* Exercise prompt *
Extract the records in full, leaving every picture out.

* Records provided *
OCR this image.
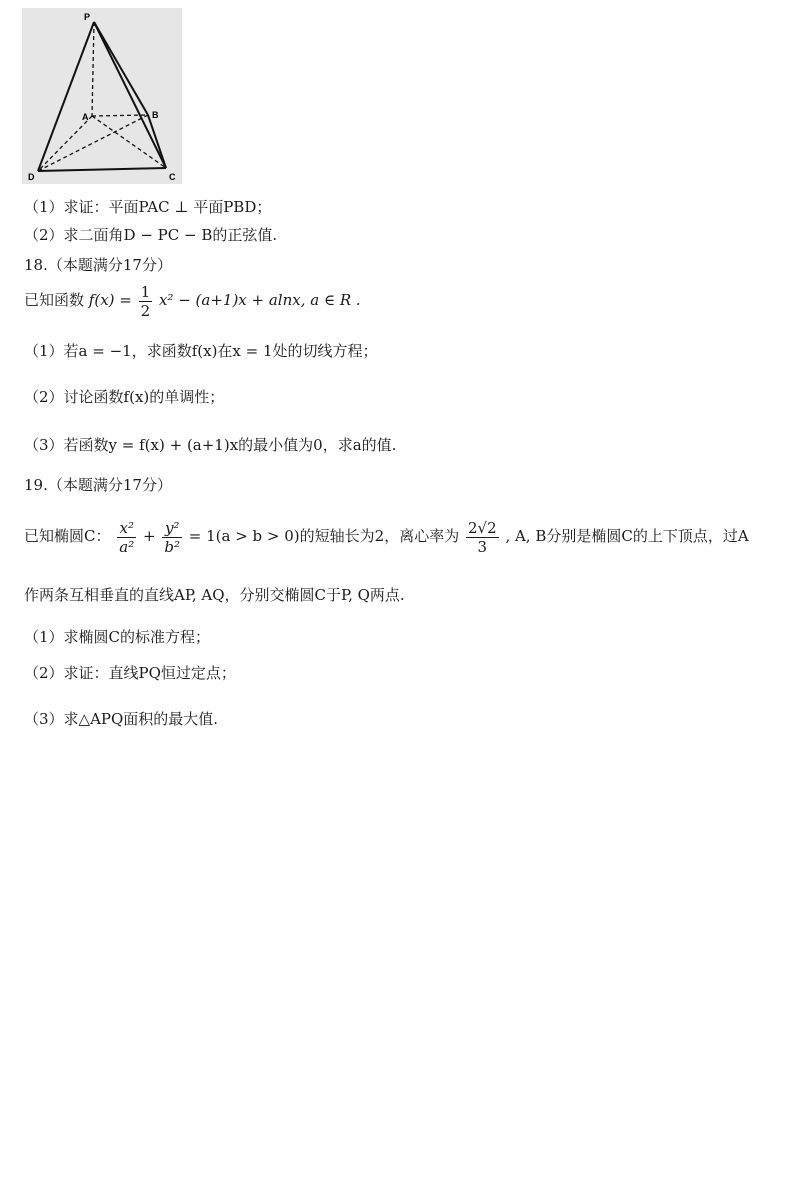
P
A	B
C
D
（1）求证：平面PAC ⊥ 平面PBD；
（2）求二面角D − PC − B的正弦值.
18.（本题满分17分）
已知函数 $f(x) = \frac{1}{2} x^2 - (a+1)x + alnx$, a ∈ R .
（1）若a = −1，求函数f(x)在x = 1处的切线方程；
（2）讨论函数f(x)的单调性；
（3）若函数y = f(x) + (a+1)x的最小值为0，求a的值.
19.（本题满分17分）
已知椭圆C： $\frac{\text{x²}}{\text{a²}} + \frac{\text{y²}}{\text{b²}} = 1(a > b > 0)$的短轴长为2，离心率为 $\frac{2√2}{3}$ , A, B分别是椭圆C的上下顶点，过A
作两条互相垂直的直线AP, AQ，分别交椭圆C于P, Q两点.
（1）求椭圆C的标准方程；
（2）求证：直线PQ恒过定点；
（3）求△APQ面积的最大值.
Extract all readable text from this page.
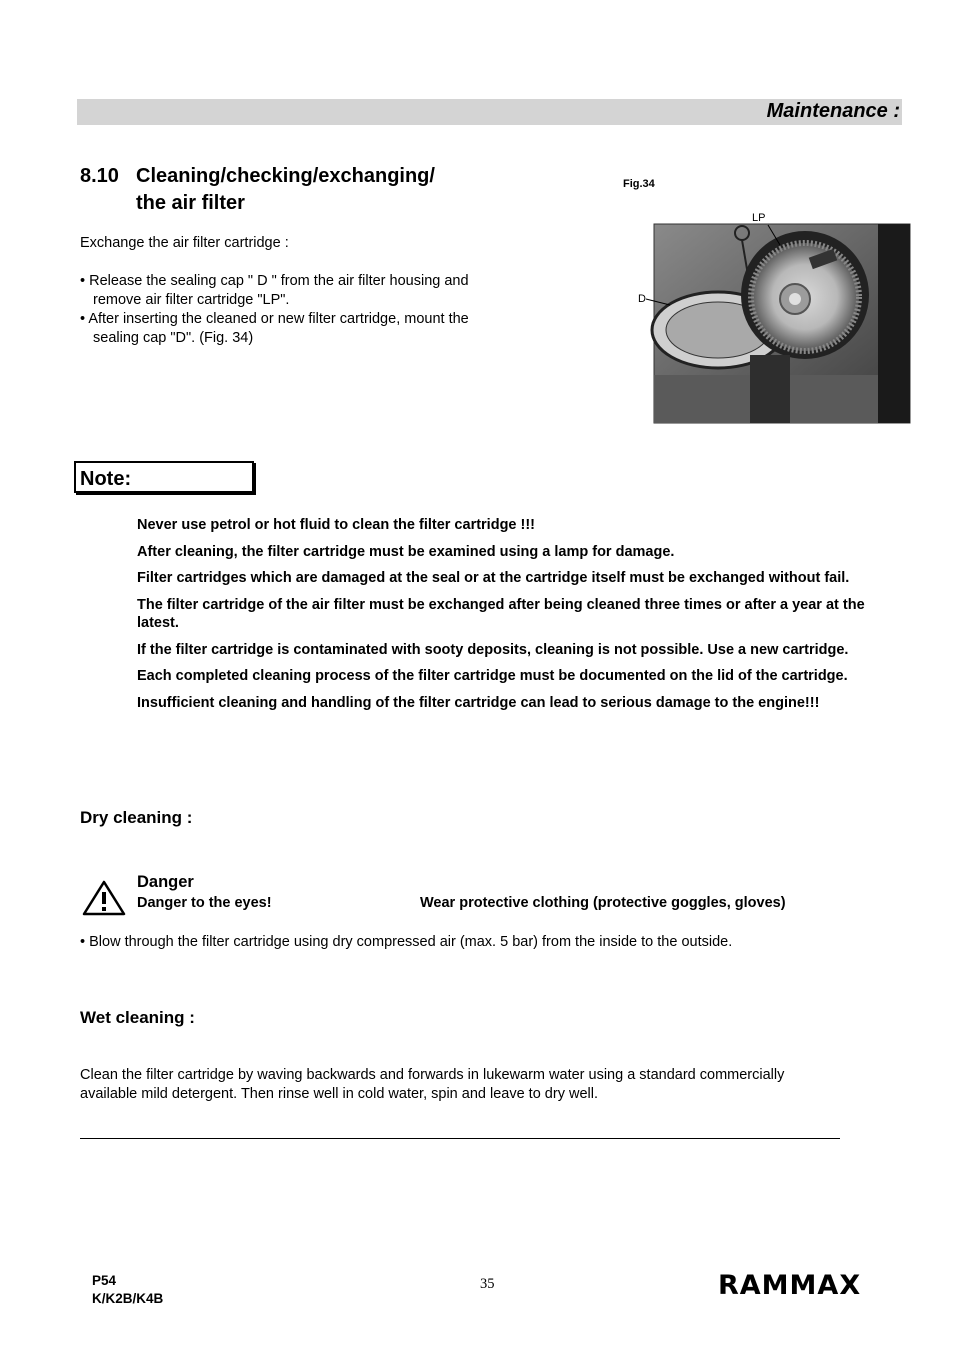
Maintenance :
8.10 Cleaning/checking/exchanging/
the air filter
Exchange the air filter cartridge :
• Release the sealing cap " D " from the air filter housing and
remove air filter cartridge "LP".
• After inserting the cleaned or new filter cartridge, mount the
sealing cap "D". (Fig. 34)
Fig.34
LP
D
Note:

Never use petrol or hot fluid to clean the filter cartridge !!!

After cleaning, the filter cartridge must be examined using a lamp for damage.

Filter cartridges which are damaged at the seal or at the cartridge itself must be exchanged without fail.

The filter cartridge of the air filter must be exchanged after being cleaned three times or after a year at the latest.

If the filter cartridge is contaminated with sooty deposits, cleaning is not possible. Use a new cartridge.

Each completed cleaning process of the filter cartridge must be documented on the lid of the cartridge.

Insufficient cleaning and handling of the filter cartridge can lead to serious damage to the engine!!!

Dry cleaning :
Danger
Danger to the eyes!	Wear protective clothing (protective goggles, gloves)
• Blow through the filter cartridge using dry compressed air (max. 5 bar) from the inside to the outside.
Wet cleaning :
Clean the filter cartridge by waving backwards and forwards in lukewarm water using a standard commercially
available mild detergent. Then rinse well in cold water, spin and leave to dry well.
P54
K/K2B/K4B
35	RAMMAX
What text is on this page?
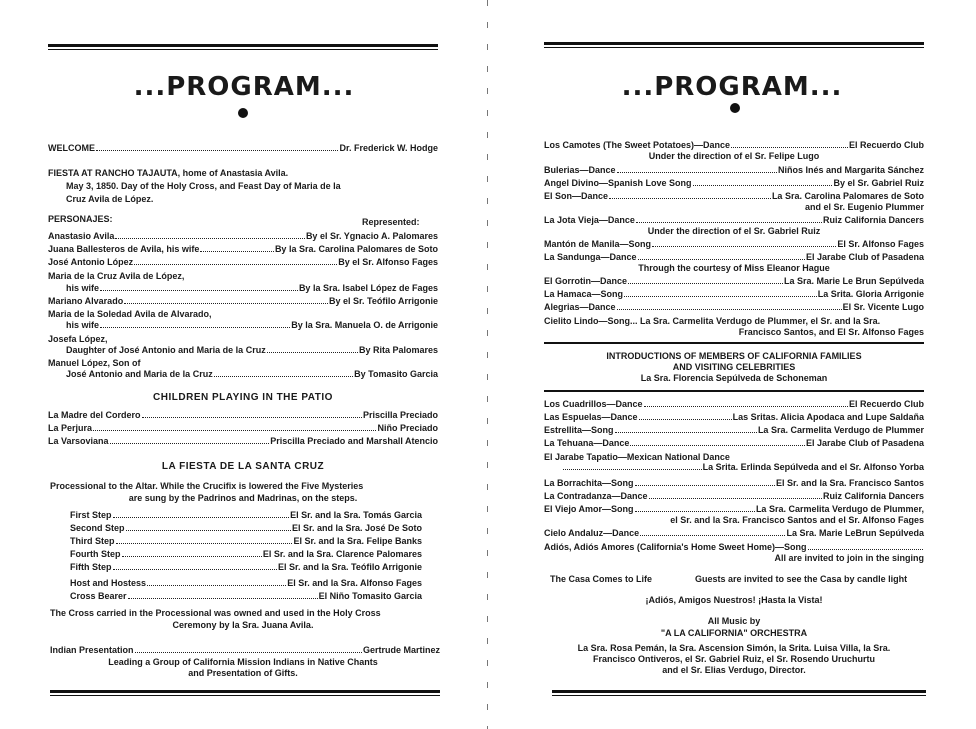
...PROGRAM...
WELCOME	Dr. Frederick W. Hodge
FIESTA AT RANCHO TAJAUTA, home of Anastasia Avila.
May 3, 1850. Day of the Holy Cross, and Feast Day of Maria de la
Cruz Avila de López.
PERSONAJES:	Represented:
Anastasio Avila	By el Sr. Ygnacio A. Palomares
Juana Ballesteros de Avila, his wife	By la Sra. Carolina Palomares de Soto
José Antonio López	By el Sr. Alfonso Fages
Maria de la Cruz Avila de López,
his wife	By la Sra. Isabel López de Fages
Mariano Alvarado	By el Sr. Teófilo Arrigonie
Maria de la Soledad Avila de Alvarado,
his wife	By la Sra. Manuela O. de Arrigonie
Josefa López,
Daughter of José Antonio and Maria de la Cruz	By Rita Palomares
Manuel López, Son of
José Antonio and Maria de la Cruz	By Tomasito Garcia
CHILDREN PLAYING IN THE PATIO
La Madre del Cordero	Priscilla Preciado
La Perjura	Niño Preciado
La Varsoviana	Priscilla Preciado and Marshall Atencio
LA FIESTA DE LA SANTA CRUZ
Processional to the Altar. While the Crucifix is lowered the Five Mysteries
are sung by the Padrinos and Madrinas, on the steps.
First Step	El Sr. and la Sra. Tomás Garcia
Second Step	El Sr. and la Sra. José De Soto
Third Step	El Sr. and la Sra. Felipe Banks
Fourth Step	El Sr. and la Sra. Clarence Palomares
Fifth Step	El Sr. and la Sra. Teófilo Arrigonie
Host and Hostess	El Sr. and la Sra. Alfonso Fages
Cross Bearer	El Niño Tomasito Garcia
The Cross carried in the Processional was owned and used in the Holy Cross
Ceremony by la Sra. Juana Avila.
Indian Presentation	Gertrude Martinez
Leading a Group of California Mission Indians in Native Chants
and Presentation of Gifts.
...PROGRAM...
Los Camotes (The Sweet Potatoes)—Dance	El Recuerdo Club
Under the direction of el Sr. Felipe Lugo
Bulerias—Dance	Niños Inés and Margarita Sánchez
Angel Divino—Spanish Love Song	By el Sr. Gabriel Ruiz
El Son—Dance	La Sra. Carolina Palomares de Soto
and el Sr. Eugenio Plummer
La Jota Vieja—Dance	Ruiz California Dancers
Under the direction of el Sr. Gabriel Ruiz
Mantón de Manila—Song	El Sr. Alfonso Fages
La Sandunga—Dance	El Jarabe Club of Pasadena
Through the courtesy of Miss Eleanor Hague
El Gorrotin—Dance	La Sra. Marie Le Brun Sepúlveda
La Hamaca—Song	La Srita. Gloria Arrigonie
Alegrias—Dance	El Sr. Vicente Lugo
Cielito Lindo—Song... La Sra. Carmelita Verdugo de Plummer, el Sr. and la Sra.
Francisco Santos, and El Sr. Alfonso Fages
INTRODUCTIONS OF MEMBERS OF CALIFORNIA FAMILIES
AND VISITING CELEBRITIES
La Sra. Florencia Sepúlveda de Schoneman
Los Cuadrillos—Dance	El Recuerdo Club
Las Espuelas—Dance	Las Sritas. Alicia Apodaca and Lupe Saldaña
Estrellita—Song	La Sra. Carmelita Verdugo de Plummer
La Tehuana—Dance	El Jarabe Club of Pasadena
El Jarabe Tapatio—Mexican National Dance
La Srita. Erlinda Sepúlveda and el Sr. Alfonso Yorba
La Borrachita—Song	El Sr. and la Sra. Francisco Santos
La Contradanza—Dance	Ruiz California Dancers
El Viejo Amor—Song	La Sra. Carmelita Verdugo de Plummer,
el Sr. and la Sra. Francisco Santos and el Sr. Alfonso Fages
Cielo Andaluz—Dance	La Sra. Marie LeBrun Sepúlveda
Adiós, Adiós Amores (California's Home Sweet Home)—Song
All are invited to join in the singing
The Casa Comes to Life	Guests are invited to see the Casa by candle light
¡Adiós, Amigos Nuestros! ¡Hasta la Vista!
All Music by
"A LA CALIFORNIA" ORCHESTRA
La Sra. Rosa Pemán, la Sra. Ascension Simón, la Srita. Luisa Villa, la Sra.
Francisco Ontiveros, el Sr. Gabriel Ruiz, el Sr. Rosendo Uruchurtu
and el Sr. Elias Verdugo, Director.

* Solution to this problem *
OCR this image.
P
A	B
C
D
（1）求证：平面PAC ⊥ 平面PBD；
（2）求二面角D − PC − B的正弦值.
18.（本题满分17分）
已知函数 $f(x) = \frac{1}{2} x^2 - (a+1)x + alnx$, a ∈ R .
（1）若a = −1，求函数f(x)在x = 1处的切线方程；
（2）讨论函数f(x)的单调性；
（3）若函数y = f(x) + (a+1)x的最小值为0，求a的值.
19.（本题满分17分）
已知椭圆C： $\frac{\text{x²}}{\text{a²}} + \frac{\text{y²}}{\text{b²}} = 1(a > b > 0)$的短轴长为2，离心率为 $\frac{2√2}{3}$ , A, B分别是椭圆C的上下顶点，过A
作两条互相垂直的直线AP, AQ，分别交椭圆C于P, Q两点.
（1）求椭圆C的标准方程；
（2）求证：直线PQ恒过定点；
（3）求△APQ面积的最大值.
Extract all readable text from this page.
Maintenance :
8.10 Cleaning/checking/exchanging/
the air filter
Exchange the air filter cartridge :
• Release the sealing cap " D " from the air filter housing and
remove air filter cartridge "LP".
• After inserting the cleaned or new filter cartridge, mount the
sealing cap "D". (Fig. 34)
Fig.34
LP
D
Note:

Never use petrol or hot fluid to clean the filter cartridge !!!

After cleaning, the filter cartridge must be examined using a lamp for damage.

Filter cartridges which are damaged at the seal or at the cartridge itself must be exchanged without fail.

The filter cartridge of the air filter must be exchanged after being cleaned three times or after a year at the latest.

If the filter cartridge is contaminated with sooty deposits, cleaning is not possible. Use a new cartridge.

Each completed cleaning process of the filter cartridge must be documented on the lid of the cartridge.

Insufficient cleaning and handling of the filter cartridge can lead to serious damage to the engine!!!

Dry cleaning :
Danger
Danger to the eyes!	Wear protective clothing (protective goggles, gloves)
• Blow through the filter cartridge using dry compressed air (max. 5 bar) from the inside to the outside.
Wet cleaning :
Clean the filter cartridge by waving backwards and forwards in lukewarm water using a standard commercially
available mild detergent. Then rinse well in cold water, spin and leave to dry well.
P54
K/K2B/K4B
35	RAMMAX
What text is on this page?
...PROGRAM...
WELCOME	Dr. Frederick W. Hodge
FIESTA AT RANCHO TAJAUTA, home of Anastasia Avila.
May 3, 1850. Day of the Holy Cross, and Feast Day of Maria de la
Cruz Avila de López.
PERSONAJES:	Represented:
Anastasio Avila	By el Sr. Ygnacio A. Palomares
Juana Ballesteros de Avila, his wife	By la Sra. Carolina Palomares de Soto
José Antonio López	By el Sr. Alfonso Fages
Maria de la Cruz Avila de López,
his wife	By la Sra. Isabel López de Fages
Mariano Alvarado	By el Sr. Teófilo Arrigonie
Maria de la Soledad Avila de Alvarado,
his wife	By la Sra. Manuela O. de Arrigonie
Josefa López,
Daughter of José Antonio and Maria de la Cruz	By Rita Palomares
Manuel López, Son of
José Antonio and Maria de la Cruz	By Tomasito Garcia
CHILDREN PLAYING IN THE PATIO
La Madre del Cordero	Priscilla Preciado
La Perjura	Niño Preciado
La Varsoviana	Priscilla Preciado and Marshall Atencio
LA FIESTA DE LA SANTA CRUZ
Processional to the Altar. While the Crucifix is lowered the Five Mysteries
are sung by the Padrinos and Madrinas, on the steps.
First Step	El Sr. and la Sra. Tomás Garcia
Second Step	El Sr. and la Sra. José De Soto
Third Step	El Sr. and la Sra. Felipe Banks
Fourth Step	El Sr. and la Sra. Clarence Palomares
Fifth Step	El Sr. and la Sra. Teófilo Arrigonie
Host and Hostess	El Sr. and la Sra. Alfonso Fages
Cross Bearer	El Niño Tomasito Garcia
The Cross carried in the Processional was owned and used in the Holy Cross
Ceremony by la Sra. Juana Avila.
Indian Presentation	Gertrude Martinez
Leading a Group of California Mission Indians in Native Chants
and Presentation of Gifts.
...PROGRAM...
Los Camotes (The Sweet Potatoes)—Dance	El Recuerdo Club
Under the direction of el Sr. Felipe Lugo
Bulerias—Dance	Niños Inés and Margarita Sánchez
Angel Divino—Spanish Love Song	By el Sr. Gabriel Ruiz
El Son—Dance	La Sra. Carolina Palomares de Soto
and el Sr. Eugenio Plummer
La Jota Vieja—Dance	Ruiz California Dancers
Under the direction of el Sr. Gabriel Ruiz
Mantón de Manila—Song	El Sr. Alfonso Fages
La Sandunga—Dance	El Jarabe Club of Pasadena
Through the courtesy of Miss Eleanor Hague
El Gorrotin—Dance	La Sra. Marie Le Brun Sepúlveda
La Hamaca—Song	La Srita. Gloria Arrigonie
Alegrias—Dance	El Sr. Vicente Lugo
Cielito Lindo—Song... La Sra. Carmelita Verdugo de Plummer, el Sr. and la Sra.
Francisco Santos, and El Sr. Alfonso Fages
INTRODUCTIONS OF MEMBERS OF CALIFORNIA FAMILIES
AND VISITING CELEBRITIES
La Sra. Florencia Sepúlveda de Schoneman
Los Cuadrillos—Dance	El Recuerdo Club
Las Espuelas—Dance	Las Sritas. Alicia Apodaca and Lupe Saldaña
Estrellita—Song	La Sra. Carmelita Verdugo de Plummer
La Tehuana—Dance	El Jarabe Club of Pasadena
El Jarabe Tapatio—Mexican National Dance
La Srita. Erlinda Sepúlveda and el Sr. Alfonso Yorba
La Borrachita—Song	El Sr. and la Sra. Francisco Santos
La Contradanza—Dance	Ruiz California Dancers
El Viejo Amor—Song	La Sra. Carmelita Verdugo de Plummer,
el Sr. and la Sra. Francisco Santos and el Sr. Alfonso Fages
Cielo Andaluz—Dance	La Sra. Marie LeBrun Sepúlveda
Adiós, Adiós Amores (California's Home Sweet Home)—Song
All are invited to join in the singing
The Casa Comes to Life	Guests are invited to see the Casa by candle light
¡Adiós, Amigos Nuestros! ¡Hasta la Vista!
All Music by
"A LA CALIFORNIA" ORCHESTRA
La Sra. Rosa Pemán, la Sra. Ascension Simón, la Srita. Luisa Villa, la Sra.
Francisco Ontiveros, el Sr. Gabriel Ruiz, el Sr. Rosendo Uruchurtu
and el Sr. Elias Verdugo, Director.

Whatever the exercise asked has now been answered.